§ **Short problem**: Please copy the lines below exactly, beginning with the line that contains "772, 1080, 773]" and stopping after the line that contains "470, 156, 588]".

Records excerpted from a collection:
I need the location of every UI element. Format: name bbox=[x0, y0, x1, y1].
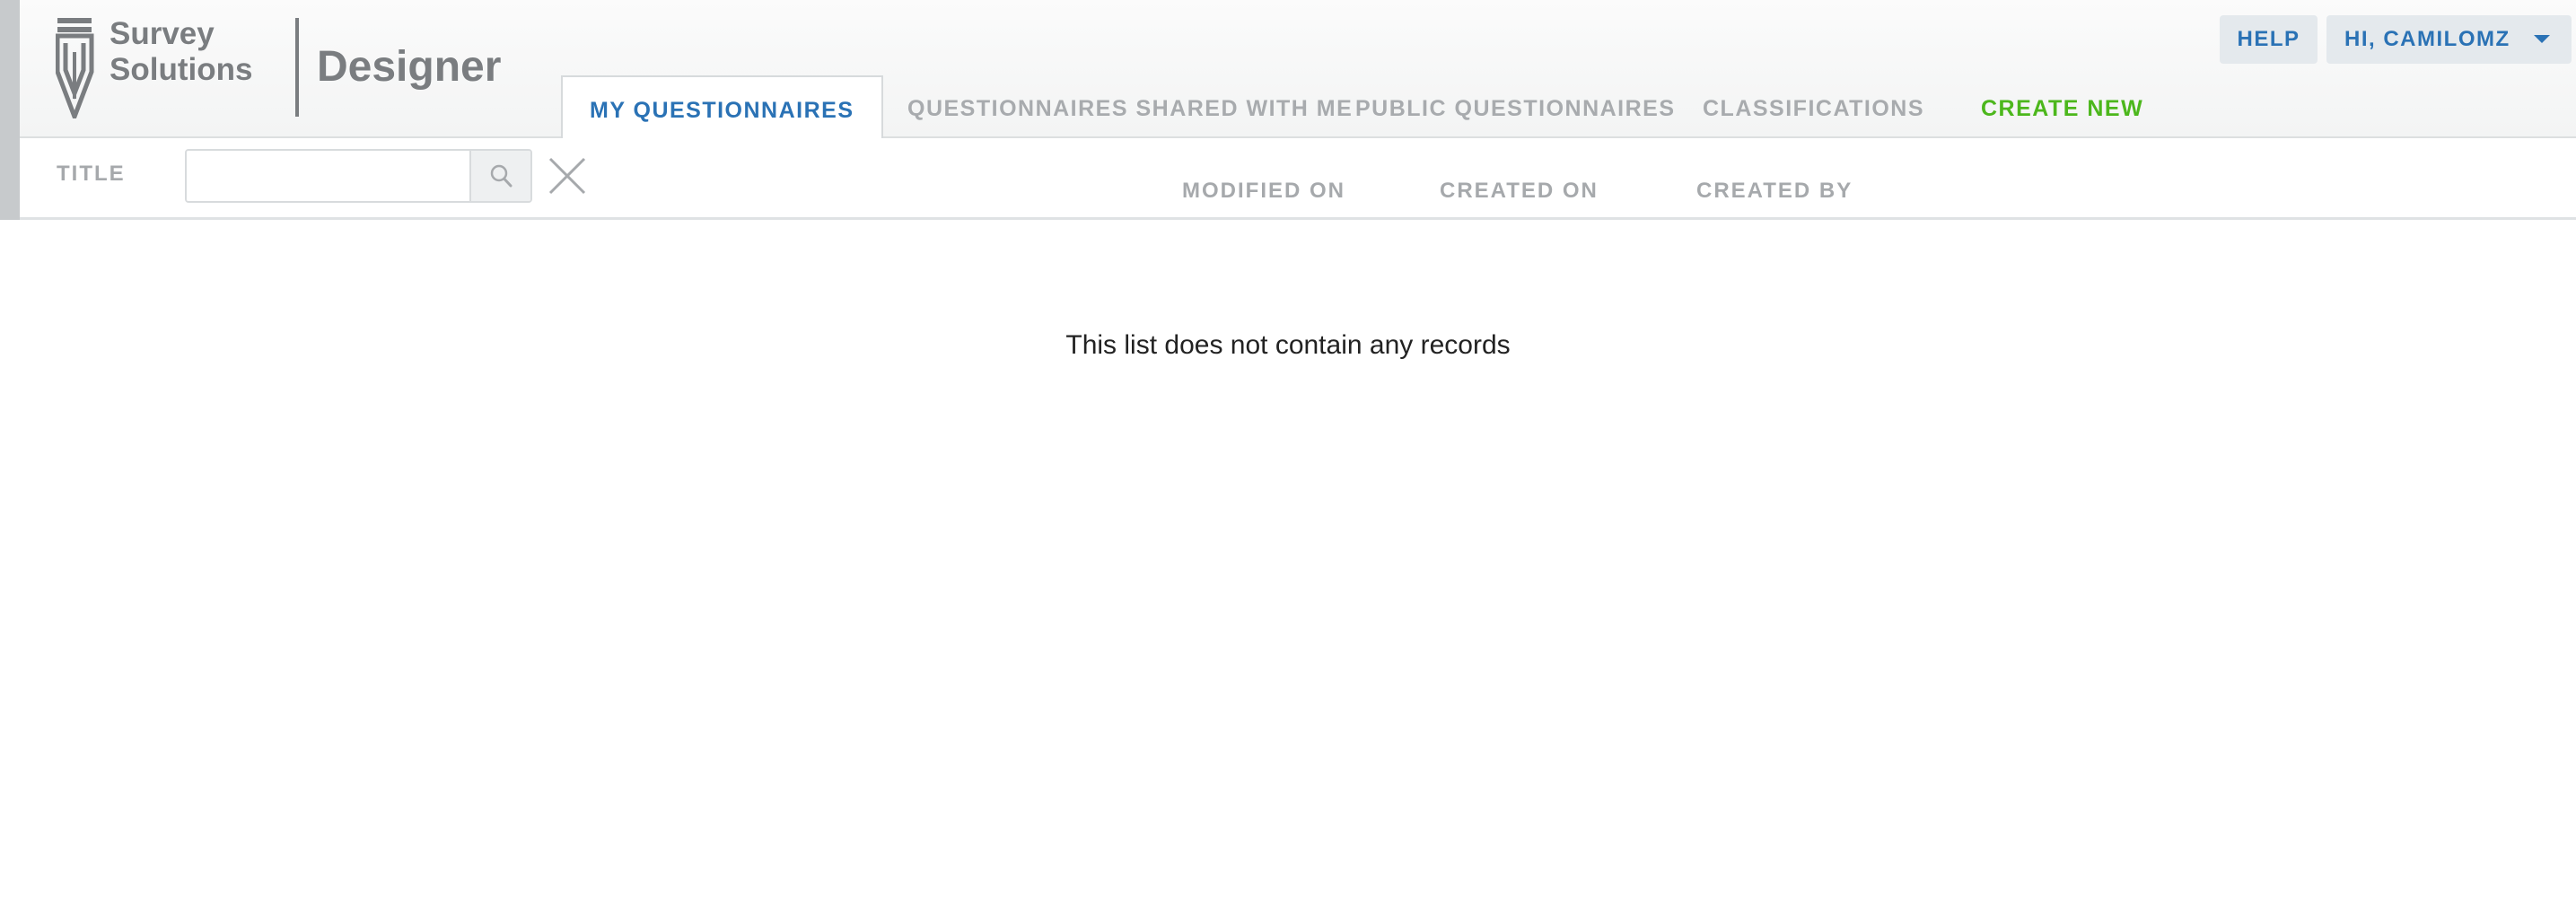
close-icon[interactable] bbox=[548, 156, 587, 196]
column-created-by[interactable]: CREATED BY bbox=[1696, 179, 1853, 204]
chevron-down-icon bbox=[2534, 35, 2550, 43]
left-edge-strip bbox=[0, 0, 20, 220]
column-created-on[interactable]: CREATED ON bbox=[1440, 179, 1599, 204]
user-greeting: HI, CAMILOMZ bbox=[2344, 27, 2510, 51]
product-name: Designer bbox=[317, 43, 502, 91]
empty-list-message: This list does not contain any records bbox=[1065, 330, 1511, 360]
page: Survey Solutions Designer MY QUESTIONNAI… bbox=[0, 0, 2576, 901]
logo-divider bbox=[295, 18, 299, 117]
tab-shared-with-me[interactable]: QUESTIONNAIRES SHARED WITH ME bbox=[907, 75, 1353, 138]
brand-name: Survey Solutions bbox=[110, 16, 271, 88]
tab-public-questionnaires[interactable]: PUBLIC QUESTIONNAIRES bbox=[1355, 75, 1676, 138]
brand-line-2: Solutions bbox=[110, 52, 253, 87]
title-search-box bbox=[185, 149, 532, 203]
tab-classifications[interactable]: CLASSIFICATIONS bbox=[1703, 75, 1924, 138]
column-modified-on[interactable]: MODIFIED ON bbox=[1182, 179, 1345, 204]
search-icon bbox=[490, 164, 513, 188]
title-search-input[interactable] bbox=[187, 151, 470, 201]
help-button[interactable]: HELP bbox=[2220, 15, 2318, 64]
pen-nib-logo-icon bbox=[56, 18, 94, 118]
tab-create-new[interactable]: CREATE NEW bbox=[1981, 75, 2143, 138]
search-button[interactable] bbox=[469, 151, 530, 201]
header-bar: Survey Solutions Designer MY QUESTIONNAI… bbox=[20, 0, 2576, 140]
filter-header-row: TITLE MODIFIED ON CREATED ON CREATED BY bbox=[20, 138, 2576, 220]
user-menu-button[interactable]: HI, CAMILOMZ bbox=[2326, 15, 2572, 64]
tab-my-questionnaires[interactable]: MY QUESTIONNAIRES bbox=[561, 75, 883, 140]
brand-line-1: Survey bbox=[110, 16, 215, 51]
title-filter-label: TITLE bbox=[57, 162, 126, 186]
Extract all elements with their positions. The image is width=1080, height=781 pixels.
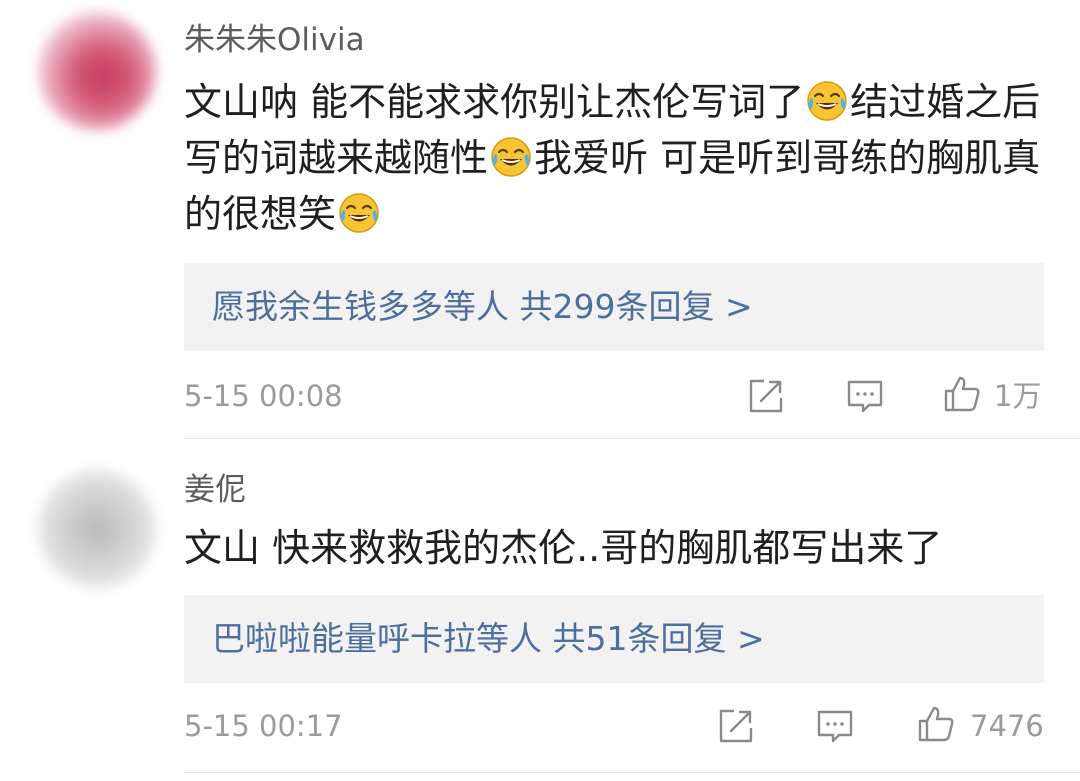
divider	[184, 772, 1080, 773]
like-count: 7476	[970, 709, 1044, 743]
comment-username[interactable]: 朱朱朱Olivia	[184, 20, 365, 60]
comment-text-part: 文山呐 能不能求求你别让杰伦写词了	[184, 80, 805, 124]
avatar[interactable]	[38, 470, 156, 588]
comment-timestamp: 5-15 00:08	[184, 379, 343, 413]
share-icon[interactable]	[716, 706, 756, 746]
replies-summary-link[interactable]: 巴啦啦能量呼卡拉等人 共51条回复 >	[212, 595, 765, 683]
divider	[184, 438, 1080, 439]
avatar[interactable]	[38, 12, 156, 130]
replies-summary-link[interactable]: 愿我余生钱多多等人 共299条回复 >	[212, 263, 753, 351]
laugh-cry-icon	[491, 137, 531, 177]
like-count: 1万	[994, 379, 1042, 413]
replies-summary-box[interactable]: 愿我余生钱多多等人 共299条回复 >	[184, 263, 1044, 351]
comment-text: 文山 快来救救我的杰伦..哥的胸肌都写出来了	[184, 526, 943, 570]
comment-icon[interactable]	[845, 376, 885, 416]
like-icon[interactable]	[942, 374, 982, 414]
laugh-cry-icon	[339, 193, 379, 233]
comment-icon[interactable]	[815, 706, 855, 746]
comment-username[interactable]: 姜伲	[184, 470, 246, 510]
share-icon[interactable]	[746, 376, 786, 416]
comment-timestamp: 5-15 00:17	[184, 709, 343, 743]
comment-text: 文山呐 能不能求求你别让杰伦写词了 结过婚之后写的词越来越随性 我爱听 可是听到…	[184, 74, 1054, 242]
laugh-cry-icon	[807, 81, 847, 121]
replies-summary-box[interactable]: 巴啦啦能量呼卡拉等人 共51条回复 >	[184, 595, 1044, 683]
like-icon[interactable]	[916, 704, 956, 744]
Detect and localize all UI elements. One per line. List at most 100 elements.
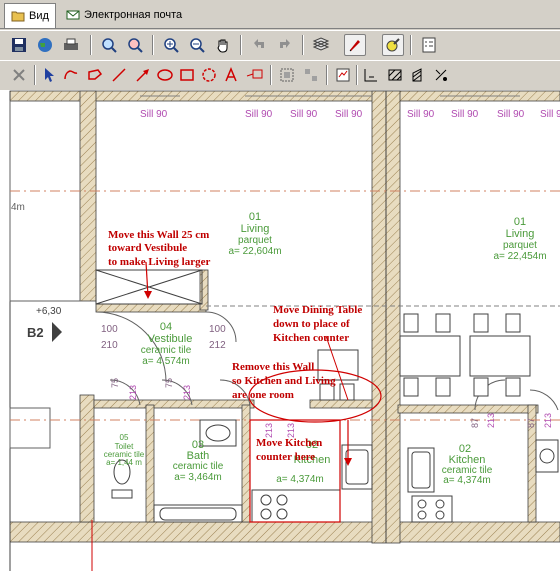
- vestibule-wall: [95, 303, 207, 313]
- zoom-in-button[interactable]: [160, 34, 182, 56]
- globe-icon: [38, 38, 52, 52]
- door-dim: 212: [209, 340, 226, 351]
- callout-button[interactable]: [244, 64, 266, 86]
- room-name: Living: [241, 223, 270, 235]
- rectangle-button[interactable]: [176, 64, 198, 86]
- room-finish: parquet: [503, 240, 537, 251]
- wall-left-lower: [79, 394, 95, 523]
- folder-icon: [11, 11, 25, 22]
- print-icon: [64, 38, 78, 50]
- hatch-2-icon: [412, 68, 422, 82]
- arrow-button[interactable]: [132, 64, 154, 86]
- marker-button[interactable]: [382, 34, 404, 56]
- toilet-bath-wall: [145, 404, 155, 523]
- close-markup-icon: [13, 69, 25, 81]
- door-dim: 75: [110, 378, 120, 388]
- tab-mail[interactable]: Электронная почта: [60, 4, 188, 26]
- tab-view[interactable]: Вид: [4, 3, 56, 28]
- separator: [152, 35, 154, 55]
- ungroup-icon: [305, 69, 317, 81]
- scale-icon: [435, 69, 447, 81]
- layers-icon: [312, 37, 330, 51]
- select-button[interactable]: [38, 64, 60, 86]
- group-icon: [280, 68, 294, 82]
- scale-button[interactable]: [430, 64, 452, 86]
- tab-bar: Вид Электронная почта: [0, 0, 560, 29]
- close-markup-button[interactable]: [8, 64, 30, 86]
- section-arrow-icon: [52, 322, 62, 342]
- wall-left-upper: [79, 90, 97, 302]
- cloud-rect-button[interactable]: [198, 64, 220, 86]
- web-button[interactable]: [34, 34, 56, 56]
- door-dim: 75: [164, 378, 174, 388]
- left-room: [9, 100, 81, 302]
- stove: [251, 489, 453, 523]
- drawing-canvas[interactable]: Sill 90 Sill 90 Sill 90 Sill 90 Sill 90 …: [0, 90, 560, 571]
- door-dim: 213: [543, 413, 553, 428]
- freehand-icon: [88, 69, 103, 80]
- sill-label: Sill 90: [540, 109, 560, 120]
- group-button[interactable]: [276, 64, 298, 86]
- bath-top-wall: [93, 399, 255, 409]
- separator: [34, 65, 36, 85]
- room-finish: parquet: [238, 235, 272, 246]
- markup-toolbar: [0, 60, 560, 91]
- note-line: Kitchen counter: [273, 332, 349, 344]
- zoom-window-button[interactable]: [124, 34, 146, 56]
- cloud-rect-icon: [202, 68, 216, 82]
- print-button[interactable]: [60, 34, 82, 56]
- separator: [302, 35, 304, 55]
- ellipse-button[interactable]: [154, 64, 176, 86]
- ellipse-icon: [157, 69, 173, 81]
- measure-button[interactable]: [360, 64, 382, 86]
- hatch-2-button[interactable]: [408, 64, 430, 86]
- separator: [90, 35, 92, 55]
- cloud-button[interactable]: [60, 64, 82, 86]
- note-line: to make Living larger: [108, 256, 210, 268]
- separator: [410, 35, 412, 55]
- callout-icon: [246, 69, 263, 79]
- room-area: a= 4,374m: [443, 475, 491, 486]
- redo-button[interactable]: [274, 34, 296, 56]
- properties-icon: [422, 37, 436, 53]
- pan-button[interactable]: [212, 34, 234, 56]
- pan-hand-icon: [217, 39, 228, 53]
- door-dim: 210: [101, 340, 118, 351]
- zoom-fit-button[interactable]: [98, 34, 120, 56]
- sill-label: Sill 90: [451, 109, 479, 120]
- properties-button[interactable]: [418, 34, 440, 56]
- zoom-out-button[interactable]: [186, 34, 208, 56]
- line-icon: [112, 68, 126, 82]
- separator: [356, 65, 358, 85]
- door-dim: 87: [526, 418, 536, 428]
- layers-button[interactable]: [310, 34, 332, 56]
- stamp-button[interactable]: [332, 64, 354, 86]
- hatch-icon: [388, 69, 402, 81]
- zoom-fit-icon: [102, 38, 117, 53]
- hatch-button[interactable]: [384, 64, 406, 86]
- marker-icon: [386, 38, 400, 52]
- freehand-button[interactable]: [84, 64, 106, 86]
- undo-button[interactable]: [248, 34, 270, 56]
- bath-kitchen-wall: [241, 404, 251, 523]
- line-button[interactable]: [108, 64, 130, 86]
- room-number: 05: [120, 433, 129, 442]
- note-line: Move Dining Table: [273, 304, 362, 316]
- ungroup-button[interactable]: [300, 64, 322, 86]
- elevation-label: +6,30: [36, 306, 62, 317]
- markup-pen-button[interactable]: [344, 34, 366, 56]
- room-number: 01: [514, 216, 526, 228]
- save-button[interactable]: [8, 34, 30, 56]
- note-line: Remove this Wall: [232, 361, 314, 373]
- dining-table: [317, 313, 531, 401]
- text-icon: [225, 67, 237, 82]
- sill-label: Sill 90: [140, 109, 168, 120]
- stamp-icon: [336, 68, 350, 82]
- text-button[interactable]: [220, 64, 242, 86]
- left-closet: [9, 407, 51, 449]
- markup-arrowhead: [144, 291, 152, 299]
- sill-label: Sill 90: [245, 109, 273, 120]
- room-area: a= 1,44 m: [106, 458, 142, 467]
- arrow-icon: [136, 69, 149, 82]
- room-area: a= 22,454m: [493, 251, 546, 262]
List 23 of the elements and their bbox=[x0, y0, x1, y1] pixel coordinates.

§ **Output for this task**:
divider	[184, 772, 1080, 773]
like-count: 7476	[970, 709, 1044, 743]
comment-username[interactable]: 朱朱朱Olivia	[184, 20, 365, 60]
comment-text-part: 文山呐 能不能求求你别让杰伦写词了	[184, 80, 805, 124]
avatar[interactable]	[38, 470, 156, 588]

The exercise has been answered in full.